> _EXERCISE BRIEF_: Could you rewrite the listing from its start up to and including the line with "The clearance 41 is at (160, 100).", replacing "cross-section" with "sectional view" and leaving everything else unchanged?

## begin DATA LISTING

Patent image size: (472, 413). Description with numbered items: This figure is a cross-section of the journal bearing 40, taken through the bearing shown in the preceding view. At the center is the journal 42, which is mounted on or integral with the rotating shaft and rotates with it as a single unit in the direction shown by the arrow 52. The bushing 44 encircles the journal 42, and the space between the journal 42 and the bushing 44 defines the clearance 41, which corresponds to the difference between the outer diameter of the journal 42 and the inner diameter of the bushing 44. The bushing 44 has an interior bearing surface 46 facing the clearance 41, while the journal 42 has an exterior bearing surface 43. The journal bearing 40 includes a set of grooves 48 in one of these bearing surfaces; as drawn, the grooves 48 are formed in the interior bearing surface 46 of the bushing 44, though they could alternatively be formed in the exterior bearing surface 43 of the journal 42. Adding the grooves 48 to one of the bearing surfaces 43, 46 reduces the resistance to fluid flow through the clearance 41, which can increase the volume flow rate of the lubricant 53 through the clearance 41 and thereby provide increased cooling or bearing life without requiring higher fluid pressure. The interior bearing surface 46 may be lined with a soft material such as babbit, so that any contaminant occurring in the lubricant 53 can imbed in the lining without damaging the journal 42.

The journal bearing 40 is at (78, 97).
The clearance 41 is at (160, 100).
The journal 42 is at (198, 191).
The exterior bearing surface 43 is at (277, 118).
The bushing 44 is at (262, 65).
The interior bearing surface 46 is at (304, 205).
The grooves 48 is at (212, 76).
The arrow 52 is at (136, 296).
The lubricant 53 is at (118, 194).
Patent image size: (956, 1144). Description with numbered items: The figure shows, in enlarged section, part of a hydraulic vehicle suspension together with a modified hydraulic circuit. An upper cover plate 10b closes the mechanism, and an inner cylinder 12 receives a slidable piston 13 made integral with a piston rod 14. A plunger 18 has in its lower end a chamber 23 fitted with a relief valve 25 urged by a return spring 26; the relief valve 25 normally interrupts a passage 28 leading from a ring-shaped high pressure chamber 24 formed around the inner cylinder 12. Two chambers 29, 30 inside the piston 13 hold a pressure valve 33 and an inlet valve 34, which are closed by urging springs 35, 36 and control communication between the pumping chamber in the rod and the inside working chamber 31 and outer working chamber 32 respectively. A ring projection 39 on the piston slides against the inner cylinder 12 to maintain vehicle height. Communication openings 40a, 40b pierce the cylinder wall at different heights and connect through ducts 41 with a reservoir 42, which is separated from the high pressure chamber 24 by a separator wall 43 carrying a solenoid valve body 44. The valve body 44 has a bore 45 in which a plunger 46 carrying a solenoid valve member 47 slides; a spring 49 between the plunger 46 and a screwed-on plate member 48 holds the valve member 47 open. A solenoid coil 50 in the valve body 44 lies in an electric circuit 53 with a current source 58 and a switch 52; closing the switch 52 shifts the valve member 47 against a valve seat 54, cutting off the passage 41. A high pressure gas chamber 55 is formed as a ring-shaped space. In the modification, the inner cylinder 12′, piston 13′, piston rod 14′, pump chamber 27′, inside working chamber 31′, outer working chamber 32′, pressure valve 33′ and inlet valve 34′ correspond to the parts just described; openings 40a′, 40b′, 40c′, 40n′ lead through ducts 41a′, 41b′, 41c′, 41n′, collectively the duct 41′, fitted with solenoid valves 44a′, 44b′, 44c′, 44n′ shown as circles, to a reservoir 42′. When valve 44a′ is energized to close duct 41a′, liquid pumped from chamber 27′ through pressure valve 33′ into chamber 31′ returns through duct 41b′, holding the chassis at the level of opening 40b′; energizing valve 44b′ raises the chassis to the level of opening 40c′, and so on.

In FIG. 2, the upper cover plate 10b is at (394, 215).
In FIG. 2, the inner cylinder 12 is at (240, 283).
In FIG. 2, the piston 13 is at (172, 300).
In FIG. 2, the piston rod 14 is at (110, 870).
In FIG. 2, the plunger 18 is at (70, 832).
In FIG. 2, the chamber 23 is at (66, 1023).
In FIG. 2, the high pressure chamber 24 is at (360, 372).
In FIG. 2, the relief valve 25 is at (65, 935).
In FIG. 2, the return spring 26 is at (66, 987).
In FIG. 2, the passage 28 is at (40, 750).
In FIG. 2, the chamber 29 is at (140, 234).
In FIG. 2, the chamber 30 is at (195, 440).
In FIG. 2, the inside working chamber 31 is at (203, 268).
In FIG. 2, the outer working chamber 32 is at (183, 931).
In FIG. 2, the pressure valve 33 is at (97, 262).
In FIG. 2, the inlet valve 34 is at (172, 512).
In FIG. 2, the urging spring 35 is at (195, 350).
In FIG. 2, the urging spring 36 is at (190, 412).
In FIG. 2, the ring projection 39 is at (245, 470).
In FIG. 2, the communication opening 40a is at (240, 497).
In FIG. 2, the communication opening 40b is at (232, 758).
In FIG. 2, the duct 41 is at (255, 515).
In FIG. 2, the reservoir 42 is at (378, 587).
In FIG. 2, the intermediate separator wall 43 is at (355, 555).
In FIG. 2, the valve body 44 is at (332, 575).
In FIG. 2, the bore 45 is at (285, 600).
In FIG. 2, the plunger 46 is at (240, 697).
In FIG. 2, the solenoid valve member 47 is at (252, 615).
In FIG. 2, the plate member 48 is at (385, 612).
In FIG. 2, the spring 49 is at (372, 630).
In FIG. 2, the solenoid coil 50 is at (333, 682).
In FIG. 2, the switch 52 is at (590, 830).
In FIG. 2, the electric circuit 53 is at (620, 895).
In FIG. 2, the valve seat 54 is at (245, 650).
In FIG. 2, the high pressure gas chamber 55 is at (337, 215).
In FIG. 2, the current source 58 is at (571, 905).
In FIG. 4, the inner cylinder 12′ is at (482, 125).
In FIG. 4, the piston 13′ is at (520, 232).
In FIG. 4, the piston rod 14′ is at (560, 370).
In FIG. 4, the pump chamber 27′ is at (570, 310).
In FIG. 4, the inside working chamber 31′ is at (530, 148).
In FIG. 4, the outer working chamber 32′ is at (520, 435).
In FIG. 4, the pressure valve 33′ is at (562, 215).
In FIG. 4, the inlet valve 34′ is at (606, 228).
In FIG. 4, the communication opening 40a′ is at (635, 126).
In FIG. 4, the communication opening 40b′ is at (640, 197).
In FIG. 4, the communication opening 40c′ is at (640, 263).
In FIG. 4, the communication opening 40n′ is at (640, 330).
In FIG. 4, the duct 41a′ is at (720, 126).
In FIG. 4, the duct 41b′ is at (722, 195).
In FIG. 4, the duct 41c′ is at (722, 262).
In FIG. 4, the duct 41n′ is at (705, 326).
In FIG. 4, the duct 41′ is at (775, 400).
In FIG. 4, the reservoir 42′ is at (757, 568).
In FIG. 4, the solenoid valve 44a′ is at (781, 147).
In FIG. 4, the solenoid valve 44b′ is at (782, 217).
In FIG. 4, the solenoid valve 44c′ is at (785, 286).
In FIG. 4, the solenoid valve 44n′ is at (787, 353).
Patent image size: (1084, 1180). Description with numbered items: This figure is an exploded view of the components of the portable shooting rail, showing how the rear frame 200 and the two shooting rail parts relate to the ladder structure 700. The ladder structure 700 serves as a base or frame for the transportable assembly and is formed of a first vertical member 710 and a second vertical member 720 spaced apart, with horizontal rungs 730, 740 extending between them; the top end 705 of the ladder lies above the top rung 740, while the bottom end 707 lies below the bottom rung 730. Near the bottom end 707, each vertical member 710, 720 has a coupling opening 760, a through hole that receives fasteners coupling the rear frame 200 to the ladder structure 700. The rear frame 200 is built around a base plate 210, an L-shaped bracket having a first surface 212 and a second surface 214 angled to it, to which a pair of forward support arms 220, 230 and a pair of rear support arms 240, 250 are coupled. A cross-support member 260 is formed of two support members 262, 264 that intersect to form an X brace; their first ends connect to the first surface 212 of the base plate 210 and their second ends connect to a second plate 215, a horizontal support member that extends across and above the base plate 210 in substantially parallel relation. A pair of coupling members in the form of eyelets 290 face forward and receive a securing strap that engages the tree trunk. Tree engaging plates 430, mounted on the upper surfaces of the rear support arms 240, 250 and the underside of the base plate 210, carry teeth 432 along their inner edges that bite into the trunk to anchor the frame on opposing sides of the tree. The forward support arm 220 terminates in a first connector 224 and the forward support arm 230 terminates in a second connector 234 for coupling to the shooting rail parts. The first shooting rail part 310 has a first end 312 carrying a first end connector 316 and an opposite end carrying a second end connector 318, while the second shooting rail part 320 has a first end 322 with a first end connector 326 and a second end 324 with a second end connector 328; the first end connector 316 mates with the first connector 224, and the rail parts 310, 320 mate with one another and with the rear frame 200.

## end DATA LISTING

> _TASK ANSWER_:
Patent image size: (472, 413). Description with numbered items: This figure is a sectional view of the journal bearing 40, taken through the bearing shown in the preceding view. At the center is the journal 42, which is mounted on or integral with the rotating shaft and rotates with it as a single unit in the direction shown by the arrow 52. The bushing 44 encircles the journal 42, and the space between the journal 42 and the bushing 44 defines the clearance 41, which corresponds to the difference between the outer diameter of the journal 42 and the inner diameter of the bushing 44. The bushing 44 has an interior bearing surface 46 facing the clearance 41, while the journal 42 has an exterior bearing surface 43. The journal bearing 40 includes a set of grooves 48 in one of these bearing surfaces; as drawn, the grooves 48 are formed in the interior bearing surface 46 of the bushing 44, though they could alternatively be formed in the exterior bearing surface 43 of the journal 42. Adding the grooves 48 to one of the bearing surfaces 43, 46 reduces the resistance to fluid flow through the clearance 41, which can increase the volume flow rate of the lubricant 53 through the clearance 41 and thereby provide increased cooling or bearing life without requiring higher fluid pressure. The interior bearing surface 46 may be lined with a soft material such as babbit, so that any contaminant occurring in the lubricant 53 can imbed in the lining without damaging the journal 42.

The journal bearing 40 is at (78, 97).
The clearance 41 is at (160, 100).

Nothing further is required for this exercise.